## Figure data in JSON
***

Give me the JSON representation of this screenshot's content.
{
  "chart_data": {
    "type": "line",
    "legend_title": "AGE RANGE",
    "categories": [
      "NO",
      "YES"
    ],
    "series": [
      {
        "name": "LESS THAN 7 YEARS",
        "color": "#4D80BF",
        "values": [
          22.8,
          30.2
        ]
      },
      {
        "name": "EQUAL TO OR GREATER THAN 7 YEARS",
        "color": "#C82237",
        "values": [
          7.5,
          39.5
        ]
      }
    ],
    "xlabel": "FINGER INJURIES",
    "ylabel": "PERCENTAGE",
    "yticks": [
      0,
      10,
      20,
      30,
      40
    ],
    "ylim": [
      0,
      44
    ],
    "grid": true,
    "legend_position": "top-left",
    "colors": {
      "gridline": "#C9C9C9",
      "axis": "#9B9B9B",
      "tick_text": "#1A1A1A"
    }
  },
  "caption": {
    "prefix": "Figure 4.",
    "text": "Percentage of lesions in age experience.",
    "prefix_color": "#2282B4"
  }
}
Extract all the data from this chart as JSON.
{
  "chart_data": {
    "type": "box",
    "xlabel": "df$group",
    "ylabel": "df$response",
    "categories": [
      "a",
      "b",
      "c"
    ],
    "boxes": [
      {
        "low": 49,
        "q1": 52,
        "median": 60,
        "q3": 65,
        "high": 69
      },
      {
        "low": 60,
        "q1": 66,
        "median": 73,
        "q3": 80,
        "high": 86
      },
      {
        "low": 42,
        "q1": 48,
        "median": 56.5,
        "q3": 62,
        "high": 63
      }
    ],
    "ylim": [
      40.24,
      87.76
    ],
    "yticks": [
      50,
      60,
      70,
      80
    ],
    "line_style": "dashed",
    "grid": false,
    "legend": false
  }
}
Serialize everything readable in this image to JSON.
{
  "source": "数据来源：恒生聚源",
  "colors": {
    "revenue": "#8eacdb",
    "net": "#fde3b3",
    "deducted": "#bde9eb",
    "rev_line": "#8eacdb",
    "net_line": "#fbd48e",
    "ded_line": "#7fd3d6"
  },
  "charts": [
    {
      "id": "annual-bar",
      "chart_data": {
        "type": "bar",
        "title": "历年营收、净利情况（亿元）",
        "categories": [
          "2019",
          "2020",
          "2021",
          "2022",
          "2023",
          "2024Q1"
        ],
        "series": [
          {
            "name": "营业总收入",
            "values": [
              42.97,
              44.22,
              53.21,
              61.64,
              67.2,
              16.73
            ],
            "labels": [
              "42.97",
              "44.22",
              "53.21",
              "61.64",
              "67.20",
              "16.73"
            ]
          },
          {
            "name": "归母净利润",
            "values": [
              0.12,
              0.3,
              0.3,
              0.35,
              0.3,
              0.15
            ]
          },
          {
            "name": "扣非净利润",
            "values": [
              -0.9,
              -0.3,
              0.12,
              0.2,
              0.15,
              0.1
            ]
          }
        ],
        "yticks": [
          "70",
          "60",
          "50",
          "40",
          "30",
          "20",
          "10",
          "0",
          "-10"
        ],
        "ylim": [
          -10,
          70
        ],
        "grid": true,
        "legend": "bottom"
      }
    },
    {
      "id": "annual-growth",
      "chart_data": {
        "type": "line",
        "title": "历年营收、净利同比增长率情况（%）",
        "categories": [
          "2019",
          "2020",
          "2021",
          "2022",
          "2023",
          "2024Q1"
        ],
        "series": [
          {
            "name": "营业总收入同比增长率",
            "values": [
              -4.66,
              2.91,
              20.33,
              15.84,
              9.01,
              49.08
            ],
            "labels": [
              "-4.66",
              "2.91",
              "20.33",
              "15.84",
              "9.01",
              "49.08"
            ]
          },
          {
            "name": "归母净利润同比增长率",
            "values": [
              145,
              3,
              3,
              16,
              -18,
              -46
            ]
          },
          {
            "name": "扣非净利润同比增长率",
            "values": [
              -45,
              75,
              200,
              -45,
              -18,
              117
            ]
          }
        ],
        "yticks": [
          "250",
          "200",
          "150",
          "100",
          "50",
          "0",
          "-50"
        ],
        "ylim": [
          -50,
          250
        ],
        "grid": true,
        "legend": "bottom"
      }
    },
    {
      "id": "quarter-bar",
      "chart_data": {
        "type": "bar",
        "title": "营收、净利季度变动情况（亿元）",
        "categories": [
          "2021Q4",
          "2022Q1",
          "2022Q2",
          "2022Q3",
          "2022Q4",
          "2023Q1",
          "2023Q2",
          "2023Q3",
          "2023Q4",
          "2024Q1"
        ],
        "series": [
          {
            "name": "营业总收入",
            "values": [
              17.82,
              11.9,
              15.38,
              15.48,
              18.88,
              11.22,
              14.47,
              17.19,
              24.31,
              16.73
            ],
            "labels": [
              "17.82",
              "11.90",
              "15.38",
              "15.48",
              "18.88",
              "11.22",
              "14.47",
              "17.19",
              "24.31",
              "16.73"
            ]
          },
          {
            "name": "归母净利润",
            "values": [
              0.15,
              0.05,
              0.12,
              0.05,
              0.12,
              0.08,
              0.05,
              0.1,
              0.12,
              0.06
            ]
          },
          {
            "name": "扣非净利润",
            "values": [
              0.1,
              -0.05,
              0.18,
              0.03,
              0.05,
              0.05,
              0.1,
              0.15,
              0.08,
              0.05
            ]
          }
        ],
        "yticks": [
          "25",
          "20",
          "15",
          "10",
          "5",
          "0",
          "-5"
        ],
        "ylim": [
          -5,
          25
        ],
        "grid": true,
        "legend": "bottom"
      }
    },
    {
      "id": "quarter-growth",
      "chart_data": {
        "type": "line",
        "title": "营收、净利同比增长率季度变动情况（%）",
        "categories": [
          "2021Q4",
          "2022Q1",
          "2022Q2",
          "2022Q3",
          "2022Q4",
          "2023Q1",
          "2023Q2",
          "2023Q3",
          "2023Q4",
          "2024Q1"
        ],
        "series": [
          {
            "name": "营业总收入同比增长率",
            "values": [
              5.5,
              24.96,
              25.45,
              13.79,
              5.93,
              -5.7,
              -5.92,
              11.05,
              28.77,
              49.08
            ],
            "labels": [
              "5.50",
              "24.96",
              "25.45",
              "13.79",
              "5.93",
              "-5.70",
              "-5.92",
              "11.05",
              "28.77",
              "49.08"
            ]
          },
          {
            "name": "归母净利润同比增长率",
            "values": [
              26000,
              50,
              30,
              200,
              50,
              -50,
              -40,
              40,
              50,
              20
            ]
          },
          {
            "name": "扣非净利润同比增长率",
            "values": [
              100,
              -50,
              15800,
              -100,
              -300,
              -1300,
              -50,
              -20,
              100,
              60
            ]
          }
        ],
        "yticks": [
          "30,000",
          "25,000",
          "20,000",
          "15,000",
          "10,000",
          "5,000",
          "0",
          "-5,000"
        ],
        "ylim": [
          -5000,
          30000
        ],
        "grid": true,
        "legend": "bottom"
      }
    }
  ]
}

***

## Requirements
Extract every record. Keep wording exact.

## Worked answer
Give me the JSON representation of this screenshot's content.
{
  "chart_data": {
    "type": "line",
    "legend_title": "AGE RANGE",
    "categories": [
      "NO",
      "YES"
    ],
    "series": [
      {
        "name": "LESS THAN 7 YEARS",
        "color": "#4D80BF",
        "values": [
          22.8,
          30.2
        ]
      },
      {
        "name": "EQUAL TO OR GREATER THAN 7 YEARS",
        "color": "#C82237",
        "values": [
          7.5,
          39.5
        ]
      }
    ],
    "xlabel": "FINGER INJURIES",
    "ylabel": "PERCENTAGE",
    "yticks": [
      0,
      10,
      20,
      30,
      40
    ],
    "ylim": [
      0,
      44
    ],
    "grid": true,
    "legend_position": "top-left",
    "colors": {
      "gridline": "#C9C9C9",
      "axis": "#9B9B9B",
      "tick_text": "#1A1A1A"
    }
  },
  "caption": {
    "prefix": "Figure 4.",
    "text": "Percentage of lesions in age experience.",
    "prefix_color": "#2282B4"
  }
}
Extract all the data from this chart as JSON.
{
  "chart_data": {
    "type": "box",
    "xlabel": "df$group",
    "ylabel": "df$response",
    "categories": [
      "a",
      "b",
      "c"
    ],
    "boxes": [
      {
        "low": 49,
        "q1": 52,
        "median": 60,
        "q3": 65,
        "high": 69
      },
      {
        "low": 60,
        "q1": 66,
        "median": 73,
        "q3": 80,
        "high": 86
      },
      {
        "low": 42,
        "q1": 48,
        "median": 56.5,
        "q3": 62,
        "high": 63
      }
    ],
    "ylim": [
      40.24,
      87.76
    ],
    "yticks": [
      50,
      60,
      70,
      80
    ],
    "line_style": "dashed",
    "grid": false,
    "legend": false
  }
}
Serialize everything readable in this image to JSON.
{
  "source": "数据来源：恒生聚源",
  "colors": {
    "revenue": "#8eacdb",
    "net": "#fde3b3",
    "deducted": "#bde9eb",
    "rev_line": "#8eacdb",
    "net_line": "#fbd48e",
    "ded_line": "#7fd3d6"
  },
  "charts": [
    {
      "id": "annual-bar",
      "chart_data": {
        "type": "bar",
        "title": "历年营收、净利情况（亿元）",
        "categories": [
          "2019",
          "2020",
          "2021",
          "2022",
          "2023",
          "2024Q1"
        ],
        "series": [
          {
            "name": "营业总收入",
            "values": [
              42.97,
              44.22,
              53.21,
              61.64,
              67.2,
              16.73
            ],
            "labels": [
              "42.97",
              "44.22",
              "53.21",
              "61.64",
              "67.20",
              "16.73"
            ]
          },
          {
            "name": "归母净利润",
            "values": [
              0.12,
              0.3,
              0.3,
              0.35,
              0.3,
              0.15
            ]
          },
          {
            "name": "扣非净利润",
            "values": [
              -0.9,
              -0.3,
              0.12,
              0.2,
              0.15,
              0.1
            ]
          }
        ],
        "yticks": [
          "70",
          "60",
          "50",
          "40",
          "30",
          "20",
          "10",
          "0",
          "-10"
        ],
        "ylim": [
          -10,
          70
        ],
        "grid": true,
        "legend": "bottom"
      }
    },
    {
      "id": "annual-growth",
      "chart_data": {
        "type": "line",
        "title": "历年营收、净利同比增长率情况（%）",
        "categories": [
          "2019",
          "2020",
          "2021",
          "2022",
          "2023",
          "2024Q1"
        ],
        "series": [
          {
            "name": "营业总收入同比增长率",
            "values": [
              -4.66,
              2.91,
              20.33,
              15.84,
              9.01,
              49.08
            ],
            "labels": [
              "-4.66",
              "2.91",
              "20.33",
              "15.84",
              "9.01",
              "49.08"
            ]
          },
          {
            "name": "归母净利润同比增长率",
            "values": [
              145,
              3,
              3,
              16,
              -18,
              -46
            ]
          },
          {
            "name": "扣非净利润同比增长率",
            "values": [
              -45,
              75,
              200,
              -45,
              -18,
              117
            ]
          }
        ],
        "yticks": [
          "250",
          "200",
          "150",
          "100",
          "50",
          "0",
          "-50"
        ],
        "ylim": [
          -50,
          250
        ],
        "grid": true,
        "legend": "bottom"
      }
    },
    {
      "id": "quarter-bar",
      "chart_data": {
        "type": "bar",
        "title": "营收、净利季度变动情况（亿元）",
        "categories": [
          "2021Q4",
          "2022Q1",
          "2022Q2",
          "2022Q3",
          "2022Q4",
          "2023Q1",
          "2023Q2",
          "2023Q3",
          "2023Q4",
          "2024Q1"
        ],
        "series": [
          {
            "name": "营业总收入",
            "values": [
              17.82,
              11.9,
              15.38,
              15.48,
              18.88,
              11.22,
              14.47,
              17.19,
              24.31,
              16.73
            ],
            "labels": [
              "17.82",
              "11.90",
              "15.38",
              "15.48",
              "18.88",
              "11.22",
              "14.47",
              "17.19",
              "24.31",
              "16.73"
            ]
          },
          {
            "name": "归母净利润",
            "values": [
              0.15,
              0.05,
              0.12,
              0.05,
              0.12,
              0.08,
              0.05,
              0.1,
              0.12,
              0.06
            ]
          },
          {
            "name": "扣非净利润",
            "values": [
              0.1,
              -0.05,
              0.18,
              0.03,
              0.05,
              0.05,
              0.1,
              0.15,
              0.08,
              0.05
            ]
          }
        ],
        "yticks": [
          "25",
          "20",
          "15",
          "10",
          "5",
          "0",
          "-5"
        ],
        "ylim": [
          -5,
          25
        ],
        "grid": true,
        "legend": "bottom"
      }
    },
    {
      "id": "quarter-growth",
      "chart_data": {
        "type": "line",
        "title": "营收、净利同比增长率季度变动情况（%）",
        "categories": [
          "2021Q4",
          "2022Q1",
          "2022Q2",
          "2022Q3",
          "2022Q4",
          "2023Q1",
          "2023Q2",
          "2023Q3",
          "2023Q4",
          "2024Q1"
        ],
        "series": [
          {
            "name": "营业总收入同比增长率",
            "values": [
              5.5,
              24.96,
              25.45,
              13.79,
              5.93,
              -5.7,
              -5.92,
              11.05,
              28.77,
              49.08
            ],
            "labels": [
              "5.50",
              "24.96",
              "25.45",
              "13.79",
              "5.93",
              "-5.70",
              "-5.92",
              "11.05",
              "28.77",
              "49.08"
            ]
          },
          {
            "name": "归母净利润同比增长率",
            "values": [
              26000,
              50,
              30,
              200,
              50,
              -50,
              -40,
              40,
              50,
              20
            ]
          },
          {
            "name": "扣非净利润同比增长率",
            "values": [
              100,
              -50,
              15800,
              -100,
              -300,
              -1300,
              -50,
              -20,
              100,
              60
            ]
          }
        ],
        "yticks": [
          "30,000",
          "25,000",
          "20,000",
          "15,000",
          "10,000",
          "5,000",
          "0",
          "-5,000"
        ],
        "ylim": [
          -5000,
          30000
        ],
        "grid": true,
        "legend": "bottom"
      }
    }
  ]
}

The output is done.